### Exercise requirements
Produce an exact copy of the lines from the line that contains "Enumerate this screenshot's" to the end of the listing below.

### Working data
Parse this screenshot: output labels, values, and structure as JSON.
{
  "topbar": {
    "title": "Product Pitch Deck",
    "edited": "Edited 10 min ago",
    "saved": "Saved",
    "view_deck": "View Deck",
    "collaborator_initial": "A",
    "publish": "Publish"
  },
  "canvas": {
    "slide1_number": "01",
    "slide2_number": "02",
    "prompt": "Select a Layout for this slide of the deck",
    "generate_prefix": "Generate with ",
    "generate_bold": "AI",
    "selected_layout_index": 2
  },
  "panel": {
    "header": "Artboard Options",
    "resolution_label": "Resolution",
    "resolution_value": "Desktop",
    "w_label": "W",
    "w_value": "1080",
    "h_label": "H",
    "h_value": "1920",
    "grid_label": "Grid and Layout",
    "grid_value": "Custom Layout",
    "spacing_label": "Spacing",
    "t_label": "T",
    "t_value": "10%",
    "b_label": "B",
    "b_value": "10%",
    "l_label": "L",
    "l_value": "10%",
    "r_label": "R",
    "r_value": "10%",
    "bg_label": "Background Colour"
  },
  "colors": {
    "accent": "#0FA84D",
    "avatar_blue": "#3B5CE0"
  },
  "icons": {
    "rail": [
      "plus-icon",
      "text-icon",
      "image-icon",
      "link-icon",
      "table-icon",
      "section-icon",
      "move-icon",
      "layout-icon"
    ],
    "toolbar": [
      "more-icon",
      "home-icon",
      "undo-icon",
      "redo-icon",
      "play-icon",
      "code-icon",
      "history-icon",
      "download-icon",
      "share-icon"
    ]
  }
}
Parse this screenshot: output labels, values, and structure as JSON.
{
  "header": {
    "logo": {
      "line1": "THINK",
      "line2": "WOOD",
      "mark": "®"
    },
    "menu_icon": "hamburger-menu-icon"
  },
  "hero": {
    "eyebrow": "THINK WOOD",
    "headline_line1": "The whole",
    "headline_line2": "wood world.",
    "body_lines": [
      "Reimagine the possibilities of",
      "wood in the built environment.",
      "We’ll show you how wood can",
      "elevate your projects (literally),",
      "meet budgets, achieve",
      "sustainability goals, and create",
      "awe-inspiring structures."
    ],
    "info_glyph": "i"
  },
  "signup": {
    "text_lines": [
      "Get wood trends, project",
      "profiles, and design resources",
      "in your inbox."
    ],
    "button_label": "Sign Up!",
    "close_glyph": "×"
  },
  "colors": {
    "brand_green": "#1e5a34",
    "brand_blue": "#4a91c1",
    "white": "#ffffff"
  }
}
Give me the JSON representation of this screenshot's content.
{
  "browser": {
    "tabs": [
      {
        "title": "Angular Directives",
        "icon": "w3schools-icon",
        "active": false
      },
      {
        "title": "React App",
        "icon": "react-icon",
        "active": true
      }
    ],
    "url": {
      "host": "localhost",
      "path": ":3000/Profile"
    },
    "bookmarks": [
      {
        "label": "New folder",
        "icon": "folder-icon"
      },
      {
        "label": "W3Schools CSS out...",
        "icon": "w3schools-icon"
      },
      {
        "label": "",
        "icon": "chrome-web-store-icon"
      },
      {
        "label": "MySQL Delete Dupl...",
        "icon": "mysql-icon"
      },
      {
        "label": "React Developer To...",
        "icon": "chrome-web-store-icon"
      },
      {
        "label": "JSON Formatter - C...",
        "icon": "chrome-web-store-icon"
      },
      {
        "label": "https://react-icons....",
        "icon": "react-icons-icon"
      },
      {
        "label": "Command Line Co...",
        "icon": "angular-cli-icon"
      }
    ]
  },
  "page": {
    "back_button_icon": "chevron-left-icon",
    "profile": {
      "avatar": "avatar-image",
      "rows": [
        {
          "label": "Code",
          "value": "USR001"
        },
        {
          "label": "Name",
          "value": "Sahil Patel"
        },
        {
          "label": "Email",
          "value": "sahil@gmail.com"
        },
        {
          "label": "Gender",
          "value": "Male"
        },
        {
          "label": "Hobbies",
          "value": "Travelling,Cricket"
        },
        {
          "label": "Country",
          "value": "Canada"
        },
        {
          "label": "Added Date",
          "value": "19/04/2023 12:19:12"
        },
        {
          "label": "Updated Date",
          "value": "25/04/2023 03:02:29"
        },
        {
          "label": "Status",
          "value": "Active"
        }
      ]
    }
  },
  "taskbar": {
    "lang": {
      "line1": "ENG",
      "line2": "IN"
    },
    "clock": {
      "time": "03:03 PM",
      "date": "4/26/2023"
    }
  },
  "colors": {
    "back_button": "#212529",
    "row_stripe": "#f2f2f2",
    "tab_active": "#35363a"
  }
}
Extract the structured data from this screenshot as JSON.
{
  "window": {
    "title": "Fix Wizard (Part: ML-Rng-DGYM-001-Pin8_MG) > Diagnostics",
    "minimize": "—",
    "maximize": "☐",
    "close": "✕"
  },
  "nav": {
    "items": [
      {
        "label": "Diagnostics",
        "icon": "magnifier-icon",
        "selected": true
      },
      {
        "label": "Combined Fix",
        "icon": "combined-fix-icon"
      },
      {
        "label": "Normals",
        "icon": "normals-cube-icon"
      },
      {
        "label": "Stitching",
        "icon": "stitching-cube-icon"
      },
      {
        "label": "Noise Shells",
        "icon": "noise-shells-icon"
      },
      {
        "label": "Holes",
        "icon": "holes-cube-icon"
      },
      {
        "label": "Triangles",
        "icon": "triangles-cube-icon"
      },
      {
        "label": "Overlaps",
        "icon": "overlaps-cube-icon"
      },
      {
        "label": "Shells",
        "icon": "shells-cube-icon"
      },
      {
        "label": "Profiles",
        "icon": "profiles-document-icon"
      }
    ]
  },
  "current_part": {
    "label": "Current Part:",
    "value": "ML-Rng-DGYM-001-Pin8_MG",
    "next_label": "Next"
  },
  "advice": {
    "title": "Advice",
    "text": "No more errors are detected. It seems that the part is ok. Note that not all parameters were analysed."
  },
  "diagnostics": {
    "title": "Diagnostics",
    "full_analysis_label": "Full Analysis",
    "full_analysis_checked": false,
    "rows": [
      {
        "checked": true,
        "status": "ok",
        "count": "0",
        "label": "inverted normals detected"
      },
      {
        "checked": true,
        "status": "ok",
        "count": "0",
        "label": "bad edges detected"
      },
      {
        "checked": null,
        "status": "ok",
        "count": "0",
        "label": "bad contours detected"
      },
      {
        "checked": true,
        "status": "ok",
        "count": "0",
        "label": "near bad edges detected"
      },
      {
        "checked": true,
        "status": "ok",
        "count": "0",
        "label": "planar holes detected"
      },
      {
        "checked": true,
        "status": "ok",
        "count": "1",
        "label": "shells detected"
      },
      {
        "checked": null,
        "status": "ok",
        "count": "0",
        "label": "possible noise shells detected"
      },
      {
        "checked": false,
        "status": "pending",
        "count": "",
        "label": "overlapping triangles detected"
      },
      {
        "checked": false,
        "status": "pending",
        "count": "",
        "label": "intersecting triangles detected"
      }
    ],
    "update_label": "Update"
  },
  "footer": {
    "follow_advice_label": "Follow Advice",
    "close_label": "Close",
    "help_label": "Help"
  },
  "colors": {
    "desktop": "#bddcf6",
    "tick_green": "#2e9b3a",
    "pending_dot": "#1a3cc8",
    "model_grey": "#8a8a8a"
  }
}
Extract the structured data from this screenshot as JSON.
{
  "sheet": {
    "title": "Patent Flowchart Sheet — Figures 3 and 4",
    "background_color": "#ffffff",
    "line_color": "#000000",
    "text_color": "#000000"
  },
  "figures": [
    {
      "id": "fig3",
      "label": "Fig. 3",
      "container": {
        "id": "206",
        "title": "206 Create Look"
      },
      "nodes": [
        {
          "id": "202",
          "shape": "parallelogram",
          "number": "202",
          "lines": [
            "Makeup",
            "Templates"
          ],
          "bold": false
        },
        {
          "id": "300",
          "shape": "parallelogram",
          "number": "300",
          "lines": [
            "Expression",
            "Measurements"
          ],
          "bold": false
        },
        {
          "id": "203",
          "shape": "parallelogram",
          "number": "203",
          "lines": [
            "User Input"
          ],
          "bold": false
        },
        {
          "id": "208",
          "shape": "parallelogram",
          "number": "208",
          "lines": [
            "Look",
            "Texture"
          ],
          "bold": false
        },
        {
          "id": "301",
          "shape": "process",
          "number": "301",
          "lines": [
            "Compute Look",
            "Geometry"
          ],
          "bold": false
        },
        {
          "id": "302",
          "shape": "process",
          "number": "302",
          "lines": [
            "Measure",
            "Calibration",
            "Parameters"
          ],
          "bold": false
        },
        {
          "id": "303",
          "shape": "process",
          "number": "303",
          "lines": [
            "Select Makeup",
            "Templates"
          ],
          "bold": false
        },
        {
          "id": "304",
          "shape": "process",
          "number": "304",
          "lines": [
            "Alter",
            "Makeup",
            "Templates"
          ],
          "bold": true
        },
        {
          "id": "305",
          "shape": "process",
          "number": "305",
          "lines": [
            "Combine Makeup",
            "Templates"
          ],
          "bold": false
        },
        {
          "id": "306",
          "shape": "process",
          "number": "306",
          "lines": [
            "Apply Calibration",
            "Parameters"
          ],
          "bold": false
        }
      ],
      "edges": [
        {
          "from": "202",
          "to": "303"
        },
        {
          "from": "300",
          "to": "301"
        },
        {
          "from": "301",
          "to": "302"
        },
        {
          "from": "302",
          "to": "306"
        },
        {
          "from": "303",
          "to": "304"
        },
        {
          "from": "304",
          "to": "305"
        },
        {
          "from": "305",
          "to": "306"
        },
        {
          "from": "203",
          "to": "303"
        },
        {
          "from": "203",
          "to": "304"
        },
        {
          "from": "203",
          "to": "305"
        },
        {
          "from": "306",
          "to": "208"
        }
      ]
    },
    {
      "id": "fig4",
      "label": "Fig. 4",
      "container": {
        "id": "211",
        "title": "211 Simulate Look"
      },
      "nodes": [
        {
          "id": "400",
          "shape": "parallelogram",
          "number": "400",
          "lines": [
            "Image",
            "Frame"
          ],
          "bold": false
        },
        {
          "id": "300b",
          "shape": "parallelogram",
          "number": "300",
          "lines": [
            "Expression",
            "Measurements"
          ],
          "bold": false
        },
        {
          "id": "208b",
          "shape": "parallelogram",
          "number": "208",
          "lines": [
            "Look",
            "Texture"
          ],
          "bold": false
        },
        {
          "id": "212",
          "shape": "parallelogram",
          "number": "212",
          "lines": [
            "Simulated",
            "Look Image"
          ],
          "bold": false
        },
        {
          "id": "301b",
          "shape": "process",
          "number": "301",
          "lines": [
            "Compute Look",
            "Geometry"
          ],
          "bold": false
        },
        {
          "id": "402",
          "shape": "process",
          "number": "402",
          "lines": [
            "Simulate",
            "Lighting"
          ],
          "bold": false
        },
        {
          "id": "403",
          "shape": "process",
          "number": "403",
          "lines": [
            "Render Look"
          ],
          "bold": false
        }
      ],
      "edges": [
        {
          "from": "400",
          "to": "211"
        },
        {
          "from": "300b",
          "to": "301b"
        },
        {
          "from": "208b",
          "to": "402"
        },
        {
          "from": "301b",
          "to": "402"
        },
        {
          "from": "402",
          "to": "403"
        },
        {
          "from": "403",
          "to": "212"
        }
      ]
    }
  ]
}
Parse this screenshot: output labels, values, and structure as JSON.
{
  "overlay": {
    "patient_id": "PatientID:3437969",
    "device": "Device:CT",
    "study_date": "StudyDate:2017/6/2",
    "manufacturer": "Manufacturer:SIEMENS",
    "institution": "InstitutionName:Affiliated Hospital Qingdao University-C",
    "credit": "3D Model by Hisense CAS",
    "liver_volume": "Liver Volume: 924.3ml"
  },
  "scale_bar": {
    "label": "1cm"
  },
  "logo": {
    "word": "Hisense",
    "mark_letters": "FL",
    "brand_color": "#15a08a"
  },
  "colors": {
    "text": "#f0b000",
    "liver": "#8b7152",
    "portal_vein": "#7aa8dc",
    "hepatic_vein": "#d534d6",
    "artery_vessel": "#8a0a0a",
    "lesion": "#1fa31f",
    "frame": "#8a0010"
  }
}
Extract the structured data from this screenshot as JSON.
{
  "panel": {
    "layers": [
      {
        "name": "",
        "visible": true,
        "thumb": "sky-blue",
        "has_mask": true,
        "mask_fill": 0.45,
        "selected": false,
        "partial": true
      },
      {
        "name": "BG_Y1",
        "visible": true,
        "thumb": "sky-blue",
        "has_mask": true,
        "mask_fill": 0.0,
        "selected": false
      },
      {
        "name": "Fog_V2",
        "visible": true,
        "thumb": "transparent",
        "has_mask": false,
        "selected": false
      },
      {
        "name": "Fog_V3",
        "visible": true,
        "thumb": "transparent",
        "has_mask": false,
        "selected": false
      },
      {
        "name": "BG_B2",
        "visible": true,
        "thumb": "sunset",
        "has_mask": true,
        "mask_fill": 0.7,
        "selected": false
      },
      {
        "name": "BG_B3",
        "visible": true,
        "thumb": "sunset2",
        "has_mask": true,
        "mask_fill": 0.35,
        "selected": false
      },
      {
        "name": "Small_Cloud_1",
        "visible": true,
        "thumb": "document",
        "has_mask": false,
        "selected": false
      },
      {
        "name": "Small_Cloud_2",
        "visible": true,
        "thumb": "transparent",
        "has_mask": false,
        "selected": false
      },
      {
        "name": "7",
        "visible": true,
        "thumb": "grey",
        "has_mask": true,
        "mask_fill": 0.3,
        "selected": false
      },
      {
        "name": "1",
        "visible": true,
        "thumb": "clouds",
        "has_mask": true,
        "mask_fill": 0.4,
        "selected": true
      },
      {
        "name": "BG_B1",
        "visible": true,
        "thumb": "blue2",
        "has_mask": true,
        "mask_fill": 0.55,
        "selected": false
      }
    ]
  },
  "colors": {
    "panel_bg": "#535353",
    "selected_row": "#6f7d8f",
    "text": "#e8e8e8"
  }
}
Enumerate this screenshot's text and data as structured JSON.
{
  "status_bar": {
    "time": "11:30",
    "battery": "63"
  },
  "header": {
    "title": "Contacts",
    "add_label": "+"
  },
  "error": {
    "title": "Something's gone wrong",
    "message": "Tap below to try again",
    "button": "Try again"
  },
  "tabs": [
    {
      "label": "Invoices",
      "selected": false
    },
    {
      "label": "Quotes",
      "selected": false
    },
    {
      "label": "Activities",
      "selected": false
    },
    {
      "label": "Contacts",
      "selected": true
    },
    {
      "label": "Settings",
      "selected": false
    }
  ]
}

### Correct output
Enumerate this screenshot's text and data as structured JSON.
{
  "status_bar": {
    "time": "11:30",
    "battery": "63"
  },
  "header": {
    "title": "Contacts",
    "add_label": "+"
  },
  "error": {
    "title": "Something's gone wrong",
    "message": "Tap below to try again",
    "button": "Try again"
  },
  "tabs": [
    {
      "label": "Invoices",
      "selected": false
    },
    {
      "label": "Quotes",
      "selected": false
    },
    {
      "label": "Activities",
      "selected": false
    },
    {
      "label": "Contacts",
      "selected": true
    },
    {
      "label": "Settings",
      "selected": false
    }
  ]
}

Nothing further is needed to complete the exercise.